Input:
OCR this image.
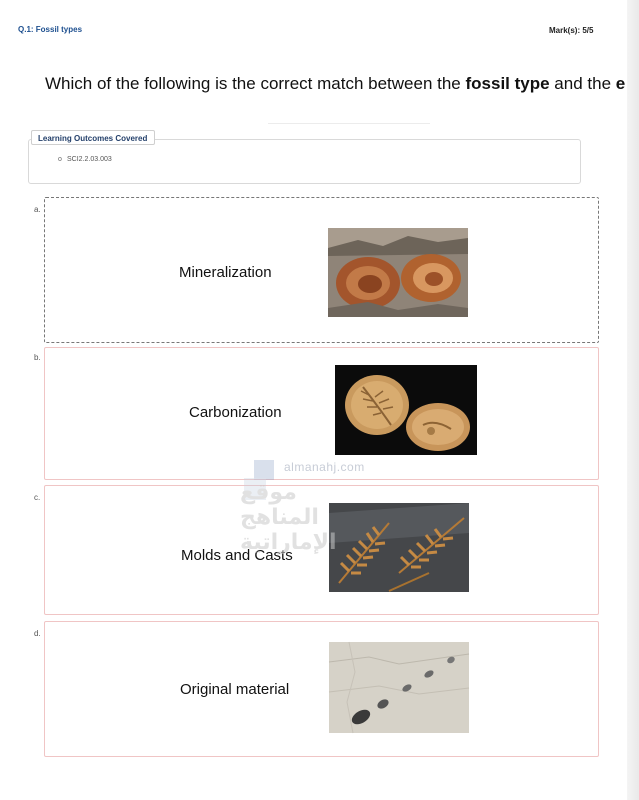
Q.1: Fossil types	Mark(s): 5/5
Which of the following is the correct match between the fossil type and the e
Learning Outcomes Covered
o SCI2.2.03.003
a.
Mineralization
b.
Carbonization
c.
Molds and Casts
d.
Original material
almanahj.com
موقع المناهج الإماراتية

Job:
Go through the listing above and write it all out exactly, leaving out any picture.

Solution for this task:
OCR this image.
Q.1: Fossil types	Mark(s): 5/5
Which of the following is the correct match between the fossil type and the e
Learning Outcomes Covered
o SCI2.2.03.003
a.
Mineralization
b.
Carbonization
c.
Molds and Casts
d.
Original material
almanahj.com
موقع المناهج الإماراتية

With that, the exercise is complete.